RECORDS FOR PROCESSING.

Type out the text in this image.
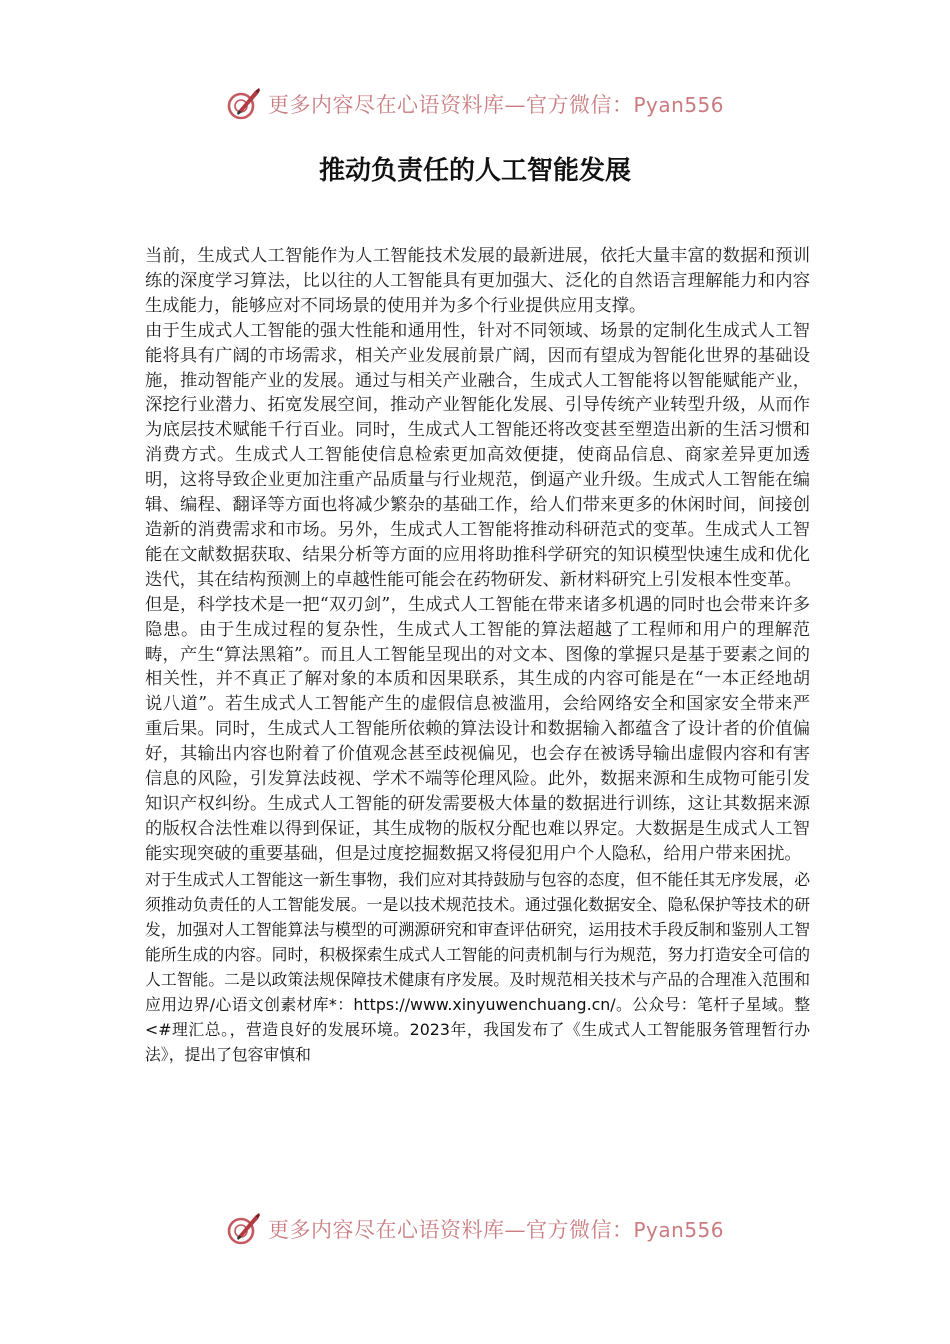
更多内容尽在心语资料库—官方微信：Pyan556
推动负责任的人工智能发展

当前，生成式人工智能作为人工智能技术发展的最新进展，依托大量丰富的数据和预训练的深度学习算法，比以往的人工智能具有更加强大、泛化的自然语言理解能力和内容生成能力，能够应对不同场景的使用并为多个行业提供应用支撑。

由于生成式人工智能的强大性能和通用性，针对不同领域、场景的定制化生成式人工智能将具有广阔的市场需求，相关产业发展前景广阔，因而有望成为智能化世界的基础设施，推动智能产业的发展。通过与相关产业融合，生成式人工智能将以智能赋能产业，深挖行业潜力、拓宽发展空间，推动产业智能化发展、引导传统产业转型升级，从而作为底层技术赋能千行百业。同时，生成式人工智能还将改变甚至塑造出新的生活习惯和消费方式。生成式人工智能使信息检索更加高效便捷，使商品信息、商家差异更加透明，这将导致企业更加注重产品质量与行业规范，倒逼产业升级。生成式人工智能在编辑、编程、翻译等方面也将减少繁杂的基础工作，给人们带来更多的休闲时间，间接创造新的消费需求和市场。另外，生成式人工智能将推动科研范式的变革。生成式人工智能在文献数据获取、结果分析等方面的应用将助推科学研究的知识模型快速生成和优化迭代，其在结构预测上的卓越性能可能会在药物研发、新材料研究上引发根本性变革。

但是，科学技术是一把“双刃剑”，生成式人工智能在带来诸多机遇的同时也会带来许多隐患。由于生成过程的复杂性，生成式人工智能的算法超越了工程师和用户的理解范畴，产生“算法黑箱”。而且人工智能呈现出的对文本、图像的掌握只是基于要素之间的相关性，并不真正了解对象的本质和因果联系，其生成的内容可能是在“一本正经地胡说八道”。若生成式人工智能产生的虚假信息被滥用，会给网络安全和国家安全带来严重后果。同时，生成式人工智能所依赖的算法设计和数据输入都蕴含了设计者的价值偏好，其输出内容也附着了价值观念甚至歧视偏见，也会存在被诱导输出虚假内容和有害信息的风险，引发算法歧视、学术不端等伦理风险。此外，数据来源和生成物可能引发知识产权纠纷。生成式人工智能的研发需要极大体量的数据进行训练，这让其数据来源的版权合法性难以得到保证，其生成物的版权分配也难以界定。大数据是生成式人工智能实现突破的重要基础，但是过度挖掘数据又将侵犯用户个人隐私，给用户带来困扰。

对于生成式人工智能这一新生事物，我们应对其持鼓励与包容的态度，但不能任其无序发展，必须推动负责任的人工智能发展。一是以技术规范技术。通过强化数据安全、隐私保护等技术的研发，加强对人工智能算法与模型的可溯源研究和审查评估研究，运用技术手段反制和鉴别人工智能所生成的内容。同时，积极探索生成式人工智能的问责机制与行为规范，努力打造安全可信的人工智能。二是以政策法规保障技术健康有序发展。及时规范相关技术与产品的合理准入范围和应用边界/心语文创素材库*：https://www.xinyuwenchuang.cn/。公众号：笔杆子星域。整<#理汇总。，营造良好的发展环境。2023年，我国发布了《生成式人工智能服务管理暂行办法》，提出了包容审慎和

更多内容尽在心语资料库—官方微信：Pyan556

...

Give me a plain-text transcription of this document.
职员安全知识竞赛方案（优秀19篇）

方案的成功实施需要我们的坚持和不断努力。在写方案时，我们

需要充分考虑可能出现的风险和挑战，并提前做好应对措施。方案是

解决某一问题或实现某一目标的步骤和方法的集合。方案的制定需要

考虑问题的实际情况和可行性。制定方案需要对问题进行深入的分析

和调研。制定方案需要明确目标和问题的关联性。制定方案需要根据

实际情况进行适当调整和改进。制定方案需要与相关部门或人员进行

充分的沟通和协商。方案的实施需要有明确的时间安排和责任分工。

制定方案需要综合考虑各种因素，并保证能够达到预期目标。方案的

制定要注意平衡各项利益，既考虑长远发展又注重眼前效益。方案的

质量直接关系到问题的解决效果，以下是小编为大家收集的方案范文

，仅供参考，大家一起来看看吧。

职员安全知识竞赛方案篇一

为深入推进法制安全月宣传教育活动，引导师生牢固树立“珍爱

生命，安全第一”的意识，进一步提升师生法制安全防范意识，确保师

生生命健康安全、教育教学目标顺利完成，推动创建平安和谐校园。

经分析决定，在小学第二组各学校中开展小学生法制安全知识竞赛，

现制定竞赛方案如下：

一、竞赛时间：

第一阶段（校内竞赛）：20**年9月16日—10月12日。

* * *

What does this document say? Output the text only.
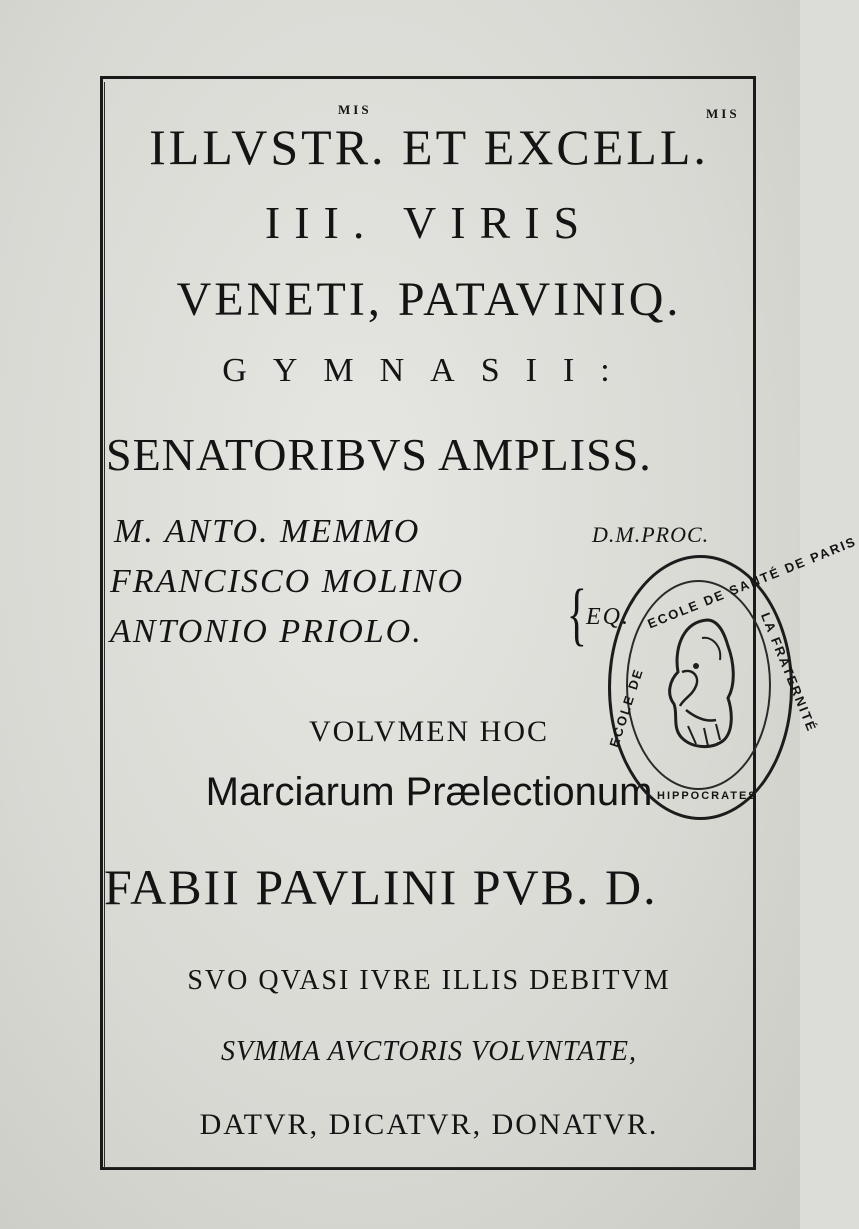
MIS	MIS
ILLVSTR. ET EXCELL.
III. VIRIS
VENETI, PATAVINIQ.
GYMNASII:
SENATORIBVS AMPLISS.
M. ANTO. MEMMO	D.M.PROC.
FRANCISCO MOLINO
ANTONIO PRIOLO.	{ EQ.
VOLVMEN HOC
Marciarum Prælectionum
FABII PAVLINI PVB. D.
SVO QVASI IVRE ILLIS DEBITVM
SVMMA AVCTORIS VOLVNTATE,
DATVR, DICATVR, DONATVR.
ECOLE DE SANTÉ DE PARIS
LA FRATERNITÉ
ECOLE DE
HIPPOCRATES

OBJECTIVE. Show each line holding the word "this".

IN RESPONSE.
Type out the text in this image.
Give me a plain-text transcription of this document.
What does this document say? Output the text only.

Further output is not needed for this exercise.